## Exercise
Extract the lines that hold the string "Corrente".

## Entries shown
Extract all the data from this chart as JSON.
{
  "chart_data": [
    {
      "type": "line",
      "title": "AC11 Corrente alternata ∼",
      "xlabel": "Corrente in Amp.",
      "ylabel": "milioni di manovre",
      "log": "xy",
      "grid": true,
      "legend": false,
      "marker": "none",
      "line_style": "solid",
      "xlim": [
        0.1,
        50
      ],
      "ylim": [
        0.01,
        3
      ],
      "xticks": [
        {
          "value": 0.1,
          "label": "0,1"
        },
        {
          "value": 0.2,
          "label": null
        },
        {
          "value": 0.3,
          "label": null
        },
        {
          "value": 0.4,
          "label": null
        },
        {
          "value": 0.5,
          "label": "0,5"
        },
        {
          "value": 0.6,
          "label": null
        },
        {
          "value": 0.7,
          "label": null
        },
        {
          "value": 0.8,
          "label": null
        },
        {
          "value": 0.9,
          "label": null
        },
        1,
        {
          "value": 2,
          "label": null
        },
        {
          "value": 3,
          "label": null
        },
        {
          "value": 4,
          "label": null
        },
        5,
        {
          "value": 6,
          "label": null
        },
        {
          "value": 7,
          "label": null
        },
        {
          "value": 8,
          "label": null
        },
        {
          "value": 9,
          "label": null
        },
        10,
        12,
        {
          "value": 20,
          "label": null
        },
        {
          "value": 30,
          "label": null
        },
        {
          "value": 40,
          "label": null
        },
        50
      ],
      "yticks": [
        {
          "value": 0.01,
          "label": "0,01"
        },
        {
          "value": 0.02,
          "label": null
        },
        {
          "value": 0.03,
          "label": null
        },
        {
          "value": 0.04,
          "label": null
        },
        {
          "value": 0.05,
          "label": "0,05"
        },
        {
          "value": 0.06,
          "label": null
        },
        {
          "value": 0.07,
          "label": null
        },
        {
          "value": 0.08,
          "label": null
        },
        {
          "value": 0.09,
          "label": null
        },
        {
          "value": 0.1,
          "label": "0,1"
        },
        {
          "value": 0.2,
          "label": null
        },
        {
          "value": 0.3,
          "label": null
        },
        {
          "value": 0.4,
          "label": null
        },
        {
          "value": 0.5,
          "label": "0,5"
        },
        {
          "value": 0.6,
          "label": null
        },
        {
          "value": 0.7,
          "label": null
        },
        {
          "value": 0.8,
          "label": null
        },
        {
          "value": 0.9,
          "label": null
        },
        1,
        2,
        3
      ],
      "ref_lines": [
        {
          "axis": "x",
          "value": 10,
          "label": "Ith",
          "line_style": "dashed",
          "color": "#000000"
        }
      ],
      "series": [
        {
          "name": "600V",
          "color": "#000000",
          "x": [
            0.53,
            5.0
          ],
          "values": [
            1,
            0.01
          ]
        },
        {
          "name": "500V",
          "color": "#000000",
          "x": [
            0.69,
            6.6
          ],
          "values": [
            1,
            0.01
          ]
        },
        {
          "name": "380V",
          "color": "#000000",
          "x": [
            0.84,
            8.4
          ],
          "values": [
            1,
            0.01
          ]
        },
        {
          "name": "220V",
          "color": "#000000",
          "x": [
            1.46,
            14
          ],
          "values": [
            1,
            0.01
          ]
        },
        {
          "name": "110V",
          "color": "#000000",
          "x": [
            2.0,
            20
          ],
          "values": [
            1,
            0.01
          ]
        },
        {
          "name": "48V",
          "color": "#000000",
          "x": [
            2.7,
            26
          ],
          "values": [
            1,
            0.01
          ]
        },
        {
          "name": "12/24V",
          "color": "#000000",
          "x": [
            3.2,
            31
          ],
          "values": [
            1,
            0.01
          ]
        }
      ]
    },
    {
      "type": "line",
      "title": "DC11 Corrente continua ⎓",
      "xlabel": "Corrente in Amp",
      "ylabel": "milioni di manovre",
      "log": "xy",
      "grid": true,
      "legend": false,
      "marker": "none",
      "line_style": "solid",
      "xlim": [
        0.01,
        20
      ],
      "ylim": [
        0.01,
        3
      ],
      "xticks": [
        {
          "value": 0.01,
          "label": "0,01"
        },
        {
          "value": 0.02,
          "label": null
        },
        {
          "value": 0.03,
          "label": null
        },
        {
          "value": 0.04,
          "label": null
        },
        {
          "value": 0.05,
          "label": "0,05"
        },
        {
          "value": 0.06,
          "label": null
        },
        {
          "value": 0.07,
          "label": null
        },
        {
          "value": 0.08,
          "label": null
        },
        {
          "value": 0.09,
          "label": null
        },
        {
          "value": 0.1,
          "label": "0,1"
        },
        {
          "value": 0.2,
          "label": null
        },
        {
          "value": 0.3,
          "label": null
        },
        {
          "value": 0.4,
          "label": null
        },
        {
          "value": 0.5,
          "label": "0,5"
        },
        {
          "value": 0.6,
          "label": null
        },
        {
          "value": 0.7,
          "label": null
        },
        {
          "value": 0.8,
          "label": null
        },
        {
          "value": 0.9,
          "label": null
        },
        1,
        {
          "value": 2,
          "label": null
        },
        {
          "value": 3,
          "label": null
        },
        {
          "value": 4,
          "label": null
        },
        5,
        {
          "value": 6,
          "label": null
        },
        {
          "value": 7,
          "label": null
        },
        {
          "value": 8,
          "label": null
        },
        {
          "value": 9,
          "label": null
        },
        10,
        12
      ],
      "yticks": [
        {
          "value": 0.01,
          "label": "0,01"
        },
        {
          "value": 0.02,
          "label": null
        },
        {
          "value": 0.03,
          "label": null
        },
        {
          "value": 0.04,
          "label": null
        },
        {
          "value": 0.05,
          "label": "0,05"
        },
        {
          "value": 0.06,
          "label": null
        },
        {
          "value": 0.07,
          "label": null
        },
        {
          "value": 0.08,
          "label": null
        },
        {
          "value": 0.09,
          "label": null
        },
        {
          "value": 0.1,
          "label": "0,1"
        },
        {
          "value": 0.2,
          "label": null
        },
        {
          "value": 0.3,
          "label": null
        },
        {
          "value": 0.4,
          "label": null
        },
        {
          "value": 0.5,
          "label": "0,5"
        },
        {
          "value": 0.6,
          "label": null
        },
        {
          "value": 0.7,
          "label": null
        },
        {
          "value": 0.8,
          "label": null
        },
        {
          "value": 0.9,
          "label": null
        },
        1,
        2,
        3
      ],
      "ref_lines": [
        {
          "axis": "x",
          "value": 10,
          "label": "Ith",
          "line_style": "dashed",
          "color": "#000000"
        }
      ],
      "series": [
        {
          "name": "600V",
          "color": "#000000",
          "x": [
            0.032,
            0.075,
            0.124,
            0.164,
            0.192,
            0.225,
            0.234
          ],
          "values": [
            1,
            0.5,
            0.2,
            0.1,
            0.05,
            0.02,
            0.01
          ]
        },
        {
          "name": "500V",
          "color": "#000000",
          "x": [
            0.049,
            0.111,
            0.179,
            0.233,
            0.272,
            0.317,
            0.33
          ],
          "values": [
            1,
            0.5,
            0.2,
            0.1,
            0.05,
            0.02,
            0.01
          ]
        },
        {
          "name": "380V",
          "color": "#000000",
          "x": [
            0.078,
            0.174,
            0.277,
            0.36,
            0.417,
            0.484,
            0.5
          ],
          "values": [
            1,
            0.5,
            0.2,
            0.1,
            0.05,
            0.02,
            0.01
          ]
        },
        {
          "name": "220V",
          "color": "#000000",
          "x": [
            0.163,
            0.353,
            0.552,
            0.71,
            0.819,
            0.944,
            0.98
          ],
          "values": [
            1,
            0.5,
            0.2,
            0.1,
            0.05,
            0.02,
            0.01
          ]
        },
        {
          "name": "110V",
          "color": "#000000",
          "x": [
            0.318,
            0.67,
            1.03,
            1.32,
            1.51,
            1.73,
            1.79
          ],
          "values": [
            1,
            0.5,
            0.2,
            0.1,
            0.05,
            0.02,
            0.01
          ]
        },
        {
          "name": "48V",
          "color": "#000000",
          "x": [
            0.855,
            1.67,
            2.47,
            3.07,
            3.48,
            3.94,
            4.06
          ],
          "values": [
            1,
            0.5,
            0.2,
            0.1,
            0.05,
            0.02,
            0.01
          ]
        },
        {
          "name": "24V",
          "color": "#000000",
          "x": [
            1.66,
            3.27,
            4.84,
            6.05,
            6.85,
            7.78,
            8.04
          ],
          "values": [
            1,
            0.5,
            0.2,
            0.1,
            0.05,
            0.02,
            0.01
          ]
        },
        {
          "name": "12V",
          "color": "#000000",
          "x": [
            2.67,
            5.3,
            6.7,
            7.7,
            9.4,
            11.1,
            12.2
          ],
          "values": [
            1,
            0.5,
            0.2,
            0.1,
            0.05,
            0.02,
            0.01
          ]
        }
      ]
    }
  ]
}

---

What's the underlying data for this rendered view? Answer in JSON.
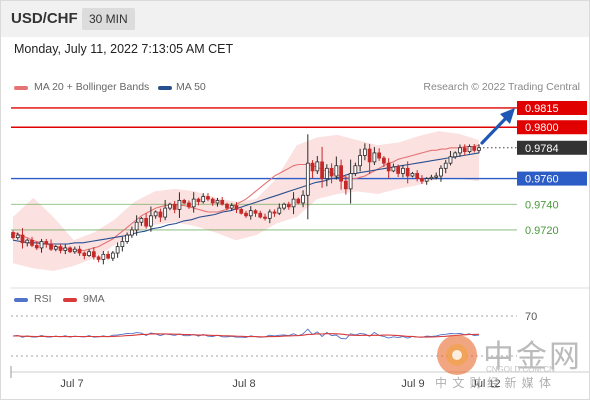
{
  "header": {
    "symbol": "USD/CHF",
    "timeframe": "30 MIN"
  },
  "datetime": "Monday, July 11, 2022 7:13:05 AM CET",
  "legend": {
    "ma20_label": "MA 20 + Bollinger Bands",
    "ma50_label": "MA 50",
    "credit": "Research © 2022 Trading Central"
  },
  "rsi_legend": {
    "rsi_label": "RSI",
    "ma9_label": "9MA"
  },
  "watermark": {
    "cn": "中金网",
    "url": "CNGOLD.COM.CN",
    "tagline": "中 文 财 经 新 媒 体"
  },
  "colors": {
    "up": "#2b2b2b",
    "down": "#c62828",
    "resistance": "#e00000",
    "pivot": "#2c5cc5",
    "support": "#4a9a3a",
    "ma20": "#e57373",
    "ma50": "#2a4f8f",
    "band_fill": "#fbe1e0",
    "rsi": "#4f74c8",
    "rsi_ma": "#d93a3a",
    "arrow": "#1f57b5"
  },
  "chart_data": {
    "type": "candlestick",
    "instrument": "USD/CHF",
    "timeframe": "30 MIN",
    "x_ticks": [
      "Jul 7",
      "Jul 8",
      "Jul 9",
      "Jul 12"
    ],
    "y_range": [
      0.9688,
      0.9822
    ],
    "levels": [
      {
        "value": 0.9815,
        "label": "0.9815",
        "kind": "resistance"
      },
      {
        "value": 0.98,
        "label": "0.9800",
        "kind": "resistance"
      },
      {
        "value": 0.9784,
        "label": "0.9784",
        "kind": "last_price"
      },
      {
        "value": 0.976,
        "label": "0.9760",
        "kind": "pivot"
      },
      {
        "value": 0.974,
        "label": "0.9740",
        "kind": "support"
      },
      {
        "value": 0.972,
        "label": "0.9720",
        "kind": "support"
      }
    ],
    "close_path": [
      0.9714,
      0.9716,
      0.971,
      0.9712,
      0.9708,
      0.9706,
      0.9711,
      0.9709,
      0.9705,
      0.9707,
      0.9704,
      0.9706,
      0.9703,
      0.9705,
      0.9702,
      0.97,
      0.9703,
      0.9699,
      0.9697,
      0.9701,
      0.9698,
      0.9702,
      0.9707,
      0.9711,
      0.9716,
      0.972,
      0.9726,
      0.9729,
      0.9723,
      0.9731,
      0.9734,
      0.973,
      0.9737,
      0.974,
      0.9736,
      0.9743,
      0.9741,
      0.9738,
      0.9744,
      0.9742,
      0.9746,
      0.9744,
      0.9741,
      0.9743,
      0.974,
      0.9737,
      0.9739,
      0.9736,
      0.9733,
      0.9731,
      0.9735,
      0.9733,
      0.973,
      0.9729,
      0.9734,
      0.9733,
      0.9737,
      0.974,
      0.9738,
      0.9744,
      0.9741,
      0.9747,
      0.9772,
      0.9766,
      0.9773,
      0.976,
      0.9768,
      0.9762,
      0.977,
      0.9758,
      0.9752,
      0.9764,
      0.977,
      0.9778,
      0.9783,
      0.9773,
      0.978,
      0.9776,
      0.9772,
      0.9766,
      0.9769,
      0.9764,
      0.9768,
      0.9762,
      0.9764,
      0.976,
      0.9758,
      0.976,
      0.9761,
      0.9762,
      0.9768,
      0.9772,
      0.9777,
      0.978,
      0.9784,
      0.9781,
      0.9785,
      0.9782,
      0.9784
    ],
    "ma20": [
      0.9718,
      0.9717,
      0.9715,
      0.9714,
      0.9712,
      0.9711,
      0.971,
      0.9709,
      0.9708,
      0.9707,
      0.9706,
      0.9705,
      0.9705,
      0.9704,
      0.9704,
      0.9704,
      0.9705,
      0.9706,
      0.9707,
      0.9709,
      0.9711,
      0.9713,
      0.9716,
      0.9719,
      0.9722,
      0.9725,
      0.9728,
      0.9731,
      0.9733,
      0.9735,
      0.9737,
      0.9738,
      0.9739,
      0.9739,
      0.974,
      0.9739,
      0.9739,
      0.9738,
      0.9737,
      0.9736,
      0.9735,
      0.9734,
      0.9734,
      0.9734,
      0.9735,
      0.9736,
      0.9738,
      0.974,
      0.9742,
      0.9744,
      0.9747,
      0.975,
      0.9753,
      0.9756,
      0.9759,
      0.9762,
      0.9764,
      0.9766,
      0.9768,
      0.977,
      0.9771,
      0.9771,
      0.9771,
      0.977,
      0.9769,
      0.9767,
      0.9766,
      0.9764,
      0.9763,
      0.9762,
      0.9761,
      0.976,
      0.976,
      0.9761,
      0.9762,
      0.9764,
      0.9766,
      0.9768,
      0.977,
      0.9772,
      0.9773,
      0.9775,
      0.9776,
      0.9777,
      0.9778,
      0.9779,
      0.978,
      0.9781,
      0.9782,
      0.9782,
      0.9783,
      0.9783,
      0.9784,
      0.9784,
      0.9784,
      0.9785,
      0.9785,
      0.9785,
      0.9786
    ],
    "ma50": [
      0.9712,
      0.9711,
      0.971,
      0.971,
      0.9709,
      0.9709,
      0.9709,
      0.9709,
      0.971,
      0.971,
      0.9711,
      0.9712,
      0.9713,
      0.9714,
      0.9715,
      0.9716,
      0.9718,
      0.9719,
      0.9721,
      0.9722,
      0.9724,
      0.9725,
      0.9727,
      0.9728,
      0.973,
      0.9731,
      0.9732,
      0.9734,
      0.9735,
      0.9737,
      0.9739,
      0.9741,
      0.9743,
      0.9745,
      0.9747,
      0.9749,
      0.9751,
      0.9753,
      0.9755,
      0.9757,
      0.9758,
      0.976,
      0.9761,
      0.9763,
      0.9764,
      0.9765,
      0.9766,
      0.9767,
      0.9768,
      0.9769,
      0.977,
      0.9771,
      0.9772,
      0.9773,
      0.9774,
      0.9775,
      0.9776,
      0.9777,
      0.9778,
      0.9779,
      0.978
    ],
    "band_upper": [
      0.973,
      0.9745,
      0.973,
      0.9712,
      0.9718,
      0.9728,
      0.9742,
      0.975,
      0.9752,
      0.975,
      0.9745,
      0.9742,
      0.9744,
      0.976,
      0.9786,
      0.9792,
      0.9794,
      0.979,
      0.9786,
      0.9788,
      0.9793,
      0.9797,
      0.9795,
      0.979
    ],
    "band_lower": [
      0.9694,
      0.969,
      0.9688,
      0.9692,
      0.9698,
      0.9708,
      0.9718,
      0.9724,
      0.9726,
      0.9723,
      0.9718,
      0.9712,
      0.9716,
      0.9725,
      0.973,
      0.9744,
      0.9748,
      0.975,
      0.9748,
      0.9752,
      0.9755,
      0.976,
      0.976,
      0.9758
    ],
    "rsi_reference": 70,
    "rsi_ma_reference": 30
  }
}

...

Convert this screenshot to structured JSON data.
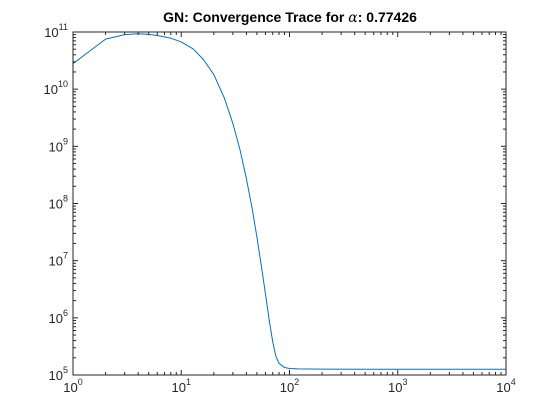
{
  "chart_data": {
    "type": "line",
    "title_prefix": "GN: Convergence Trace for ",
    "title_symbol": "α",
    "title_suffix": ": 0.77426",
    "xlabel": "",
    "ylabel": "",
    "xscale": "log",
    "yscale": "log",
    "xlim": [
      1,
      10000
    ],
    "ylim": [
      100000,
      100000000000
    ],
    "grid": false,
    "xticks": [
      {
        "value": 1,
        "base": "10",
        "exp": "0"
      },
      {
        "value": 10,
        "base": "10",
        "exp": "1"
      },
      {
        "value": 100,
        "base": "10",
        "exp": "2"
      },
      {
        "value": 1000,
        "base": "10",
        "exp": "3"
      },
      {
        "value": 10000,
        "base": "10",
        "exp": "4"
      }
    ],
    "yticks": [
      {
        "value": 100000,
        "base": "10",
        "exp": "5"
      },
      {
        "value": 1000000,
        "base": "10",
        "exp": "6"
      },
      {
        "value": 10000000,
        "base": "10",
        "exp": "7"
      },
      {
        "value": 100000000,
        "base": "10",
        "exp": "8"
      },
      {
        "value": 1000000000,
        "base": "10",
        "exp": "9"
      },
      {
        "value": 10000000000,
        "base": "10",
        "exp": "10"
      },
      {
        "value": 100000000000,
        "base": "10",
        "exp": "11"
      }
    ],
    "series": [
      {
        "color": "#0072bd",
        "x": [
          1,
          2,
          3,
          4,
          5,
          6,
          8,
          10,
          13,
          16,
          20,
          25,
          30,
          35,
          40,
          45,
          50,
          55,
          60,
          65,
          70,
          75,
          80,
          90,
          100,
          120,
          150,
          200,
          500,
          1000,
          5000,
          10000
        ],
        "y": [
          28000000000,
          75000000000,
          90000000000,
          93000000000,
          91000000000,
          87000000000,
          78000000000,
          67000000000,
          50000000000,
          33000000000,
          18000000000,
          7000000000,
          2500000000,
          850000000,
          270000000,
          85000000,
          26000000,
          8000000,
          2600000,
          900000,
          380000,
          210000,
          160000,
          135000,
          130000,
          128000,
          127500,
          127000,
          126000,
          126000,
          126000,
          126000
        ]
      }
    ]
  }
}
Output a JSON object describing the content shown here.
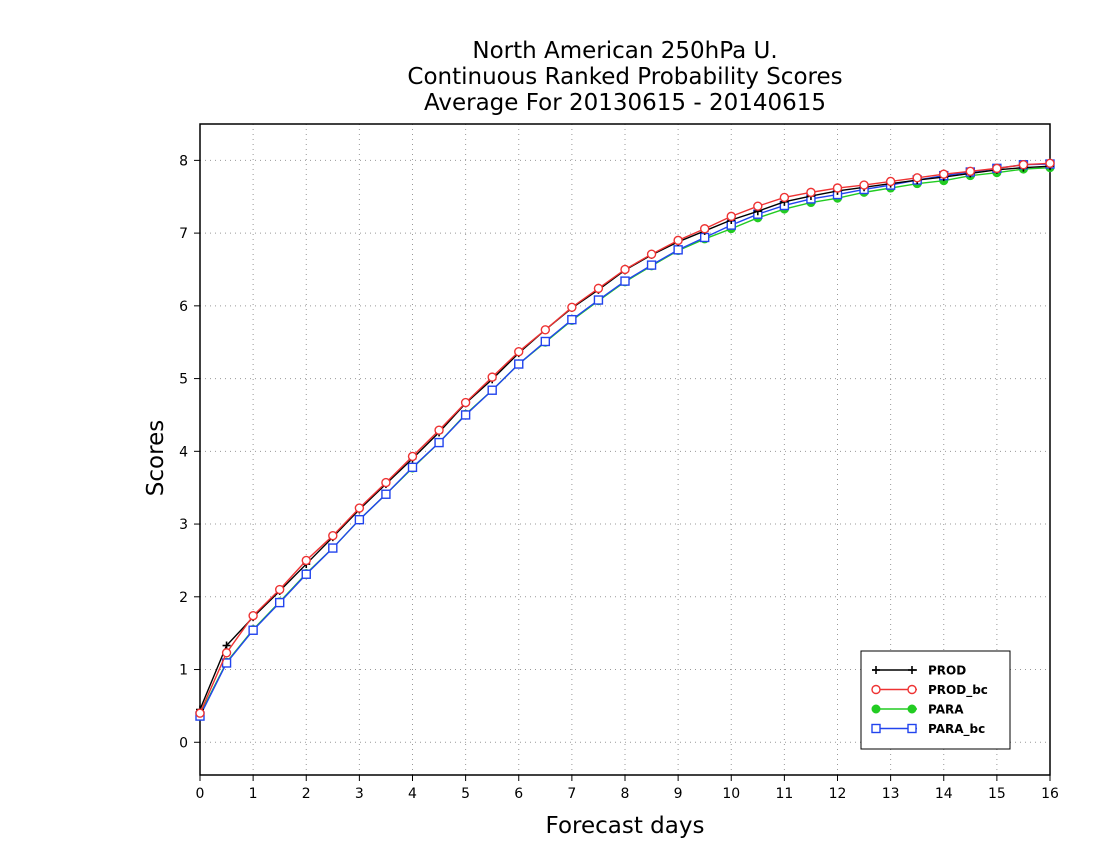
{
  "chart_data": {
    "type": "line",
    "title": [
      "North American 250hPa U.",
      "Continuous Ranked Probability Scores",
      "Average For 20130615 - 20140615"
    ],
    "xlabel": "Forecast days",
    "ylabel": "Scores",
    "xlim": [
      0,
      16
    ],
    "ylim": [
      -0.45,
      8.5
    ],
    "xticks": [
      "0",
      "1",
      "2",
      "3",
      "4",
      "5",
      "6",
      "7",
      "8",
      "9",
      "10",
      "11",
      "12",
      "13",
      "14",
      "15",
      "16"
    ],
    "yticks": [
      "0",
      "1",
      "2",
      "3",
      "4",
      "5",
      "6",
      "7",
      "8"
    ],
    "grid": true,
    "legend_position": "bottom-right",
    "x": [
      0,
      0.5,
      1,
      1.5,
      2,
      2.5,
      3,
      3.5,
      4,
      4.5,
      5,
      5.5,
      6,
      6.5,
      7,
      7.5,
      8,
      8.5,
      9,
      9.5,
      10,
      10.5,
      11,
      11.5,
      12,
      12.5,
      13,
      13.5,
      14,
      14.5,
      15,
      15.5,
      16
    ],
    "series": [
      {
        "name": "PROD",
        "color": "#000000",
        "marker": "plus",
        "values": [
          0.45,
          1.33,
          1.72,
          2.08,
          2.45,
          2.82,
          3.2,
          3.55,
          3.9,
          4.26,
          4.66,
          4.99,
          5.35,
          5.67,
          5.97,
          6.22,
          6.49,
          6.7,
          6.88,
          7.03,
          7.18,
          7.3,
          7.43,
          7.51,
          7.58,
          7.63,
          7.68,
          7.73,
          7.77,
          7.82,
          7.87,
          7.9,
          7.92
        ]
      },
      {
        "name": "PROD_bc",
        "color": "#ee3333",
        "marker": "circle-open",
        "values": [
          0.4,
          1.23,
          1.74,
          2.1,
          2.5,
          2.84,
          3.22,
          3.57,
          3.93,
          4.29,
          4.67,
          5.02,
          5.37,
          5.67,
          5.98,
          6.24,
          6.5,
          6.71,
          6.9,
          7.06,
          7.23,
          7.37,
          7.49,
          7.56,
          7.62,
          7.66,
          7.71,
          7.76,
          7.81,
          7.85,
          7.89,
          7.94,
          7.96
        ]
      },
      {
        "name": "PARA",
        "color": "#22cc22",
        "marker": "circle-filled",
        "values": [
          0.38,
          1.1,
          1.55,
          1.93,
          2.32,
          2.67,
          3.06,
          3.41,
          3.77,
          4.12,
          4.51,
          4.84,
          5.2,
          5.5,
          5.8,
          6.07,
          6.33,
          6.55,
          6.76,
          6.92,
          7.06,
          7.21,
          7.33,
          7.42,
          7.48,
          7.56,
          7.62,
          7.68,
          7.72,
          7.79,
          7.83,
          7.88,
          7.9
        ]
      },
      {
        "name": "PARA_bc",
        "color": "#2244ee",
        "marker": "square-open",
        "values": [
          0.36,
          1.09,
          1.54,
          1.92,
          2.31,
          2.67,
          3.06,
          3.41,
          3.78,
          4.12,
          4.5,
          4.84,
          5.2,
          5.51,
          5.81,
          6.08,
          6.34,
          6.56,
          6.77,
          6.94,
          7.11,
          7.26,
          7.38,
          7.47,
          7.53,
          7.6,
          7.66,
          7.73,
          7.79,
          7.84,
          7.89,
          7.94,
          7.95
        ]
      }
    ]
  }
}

## Written response
      "title": "AC11 Corrente alternata ∼",
      "xlabel": "Corrente in Amp.",
      "title": "DC11 Corrente continua ⎓",
      "xlabel": "Corrente in Amp",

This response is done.